_PROBLEM TO WORK ON:_ Every entry that follows needs to be repeated exactly.

_DATASET ENTRIES:_
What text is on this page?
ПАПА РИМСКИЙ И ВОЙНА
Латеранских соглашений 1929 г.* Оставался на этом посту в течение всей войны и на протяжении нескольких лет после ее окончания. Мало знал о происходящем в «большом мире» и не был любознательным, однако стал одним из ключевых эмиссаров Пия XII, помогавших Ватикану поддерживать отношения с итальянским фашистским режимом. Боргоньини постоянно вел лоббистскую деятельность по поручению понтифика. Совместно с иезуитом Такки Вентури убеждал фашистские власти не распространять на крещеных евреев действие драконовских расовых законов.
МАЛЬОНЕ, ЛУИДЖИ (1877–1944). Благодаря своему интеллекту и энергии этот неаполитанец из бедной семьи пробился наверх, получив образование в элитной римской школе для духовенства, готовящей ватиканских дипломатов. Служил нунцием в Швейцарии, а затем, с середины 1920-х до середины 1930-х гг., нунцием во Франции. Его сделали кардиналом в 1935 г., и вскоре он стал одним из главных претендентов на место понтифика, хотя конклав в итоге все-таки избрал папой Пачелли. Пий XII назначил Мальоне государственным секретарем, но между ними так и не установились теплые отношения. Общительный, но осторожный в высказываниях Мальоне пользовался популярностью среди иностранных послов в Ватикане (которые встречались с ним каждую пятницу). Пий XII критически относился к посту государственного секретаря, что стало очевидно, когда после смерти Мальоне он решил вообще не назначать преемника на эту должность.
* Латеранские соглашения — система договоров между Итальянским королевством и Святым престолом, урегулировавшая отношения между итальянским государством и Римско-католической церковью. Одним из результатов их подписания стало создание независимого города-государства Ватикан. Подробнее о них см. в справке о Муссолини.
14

_FULL OUTPUT:_
What text is on this page?
ПАПА РИМСКИЙ И ВОЙНА
Латеранских соглашений 1929 г.* Оставался на этом посту в течение всей войны и на протяжении нескольких лет после ее окончания. Мало знал о происходящем в «большом мире» и не был любознательным, однако стал одним из ключевых эмиссаров Пия XII, помогавших Ватикану поддерживать отношения с итальянским фашистским режимом. Боргоньини постоянно вел лоббистскую деятельность по поручению понтифика. Совместно с иезуитом Такки Вентури убеждал фашистские власти не распространять на крещеных евреев действие драконовских расовых законов.
МАЛЬОНЕ, ЛУИДЖИ (1877–1944). Благодаря своему интеллекту и энергии этот неаполитанец из бедной семьи пробился наверх, получив образование в элитной римской школе для духовенства, готовящей ватиканских дипломатов. Служил нунцием в Швейцарии, а затем, с середины 1920-х до середины 1930-х гг., нунцием во Франции. Его сделали кардиналом в 1935 г., и вскоре он стал одним из главных претендентов на место понтифика, хотя конклав в итоге все-таки избрал папой Пачелли. Пий XII назначил Мальоне государственным секретарем, но между ними так и не установились теплые отношения. Общительный, но осторожный в высказываниях Мальоне пользовался популярностью среди иностранных послов в Ватикане (которые встречались с ним каждую пятницу). Пий XII критически относился к посту государственного секретаря, что стало очевидно, когда после смерти Мальоне он решил вообще не назначать преемника на эту должность.
* Латеранские соглашения — система договоров между Итальянским королевством и Святым престолом, урегулировавшая отношения между итальянским государством и Римско-католической церковью. Одним из результатов их подписания стало создание независимого города-государства Ватикан. Подробнее о них см. в справке о Муссолини.
14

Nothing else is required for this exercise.